_Records for the exercise_:
·····
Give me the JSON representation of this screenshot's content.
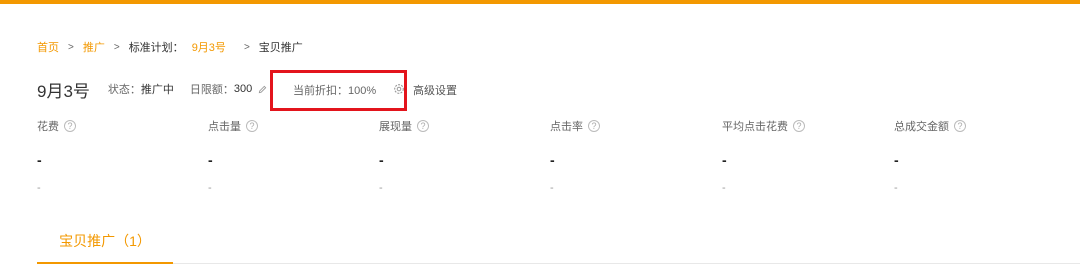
{
  "colors": {
    "accent": "#f39800",
    "highlight_box": "#e3141c"
  },
  "breadcrumb": {
    "home": "首页",
    "promotion": "推广",
    "plan_label": "标准计划：",
    "plan_name": "9月3号",
    "current": "宝贝推广",
    "separator": ">"
  },
  "plan": {
    "title": "9月3号",
    "status_label": "状态：",
    "status_value": "推广中",
    "limit_label": "日限额：",
    "limit_value": "300",
    "discount_label": "当前折扣：",
    "discount_value": "100%",
    "advanced_label": "高级设置",
    "icons": {
      "edit": "pencil-icon",
      "settings": "gear-icon"
    }
  },
  "metrics": [
    {
      "label": "花费",
      "value": "-",
      "compare": "-"
    },
    {
      "label": "点击量",
      "value": "-",
      "compare": "-"
    },
    {
      "label": "展现量",
      "value": "-",
      "compare": "-"
    },
    {
      "label": "点击率",
      "value": "-",
      "compare": "-"
    },
    {
      "label": "平均点击花费",
      "value": "-",
      "compare": "-"
    },
    {
      "label": "总成交金额",
      "value": "-",
      "compare": "-"
    }
  ],
  "help_icon_glyph": "?",
  "tabs": [
    {
      "label": "宝贝推广（1）",
      "active": true
    }
  ]
}
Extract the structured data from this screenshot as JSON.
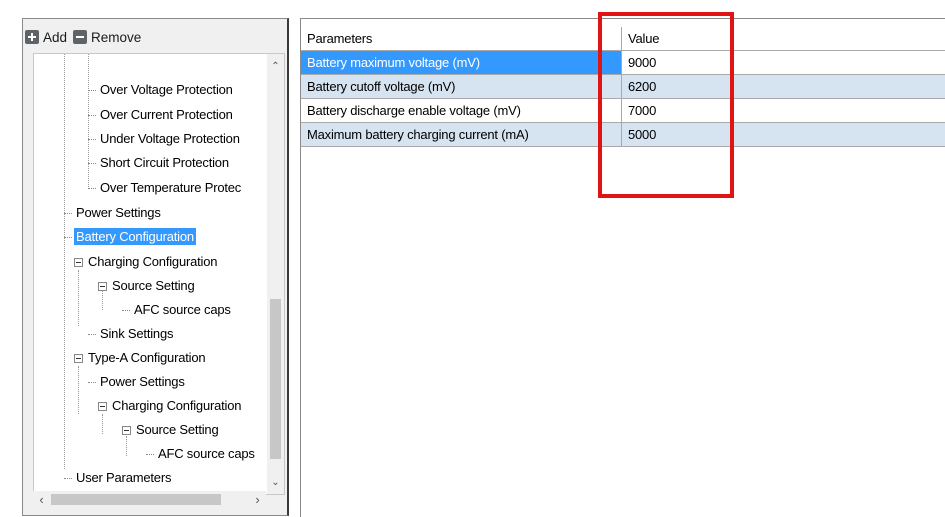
{
  "toolbar": {
    "add_label": "Add",
    "remove_label": "Remove"
  },
  "tree": {
    "items": [
      "Over Voltage Protection",
      "Over Current Protection",
      "Under Voltage Protection",
      "Short Circuit Protection",
      "Over Temperature Protec",
      "Power Settings",
      "Battery Configuration",
      "Charging Configuration",
      "Source Setting",
      "AFC source caps",
      "Sink Settings",
      "Type-A Configuration",
      "Power Settings",
      "Charging Configuration",
      "Source Setting",
      "AFC source caps",
      "User Parameters"
    ],
    "selected": "Battery Configuration"
  },
  "grid": {
    "headers": [
      "Parameters",
      "Value"
    ],
    "rows": [
      [
        "Battery maximum voltage (mV)",
        "9000"
      ],
      [
        "Battery cutoff voltage (mV)",
        "6200"
      ],
      [
        "Battery discharge enable voltage (mV)",
        "7000"
      ],
      [
        "Maximum battery charging current (mA)",
        "5000"
      ]
    ]
  },
  "colors": {
    "selection": "#3399ff",
    "alt_row": "#d6e3f0",
    "highlight_box": "#e01414"
  }
}
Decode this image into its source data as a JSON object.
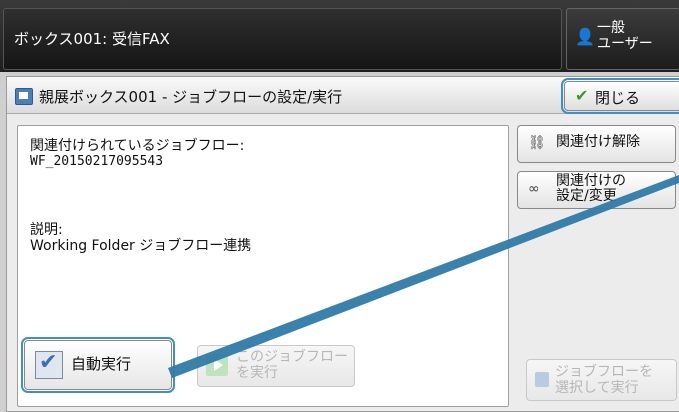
{
  "topbar": {
    "title": "ボックス001: 受信FAX",
    "user_line1": "一般",
    "user_line2": "ユーザー",
    "user_icon": "user-icon"
  },
  "dialog": {
    "title": "親展ボックス001 - ジョブフローの設定/実行",
    "close_label": "閉じる",
    "linked_flow_label": "関連付けられているジョブフロー:",
    "linked_flow_value": "WF_20150217095543",
    "description_label": "説明:",
    "description_value": "Working Folder ジョブフロー連携",
    "unlink_label": "関連付け解除",
    "link_settings_line1": "関連付けの",
    "link_settings_line2": "設定/変更",
    "auto_run_label": "自動実行",
    "auto_run_checked": true,
    "run_flow_line1": "このジョブフロー",
    "run_flow_line2": "を実行",
    "select_run_line1": "ジョブフローを",
    "select_run_line2": "選択して実行"
  },
  "colors": {
    "highlight": "#3f8fc4",
    "callout_line": "#2f7aa6"
  }
}
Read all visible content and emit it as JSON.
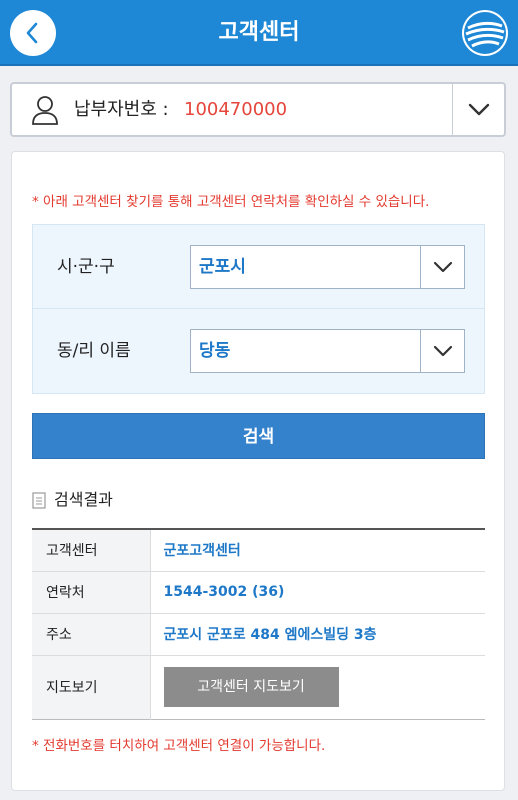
·····
_Problem to solve_: Pick out the lines that have the word "Configuration". Copy them all.

_Task solution_:
      "Battery Configuration",
      "Charging Configuration",
      "Type-A Configuration",
      "Charging Configuration",
    "selected": "Battery Configuration"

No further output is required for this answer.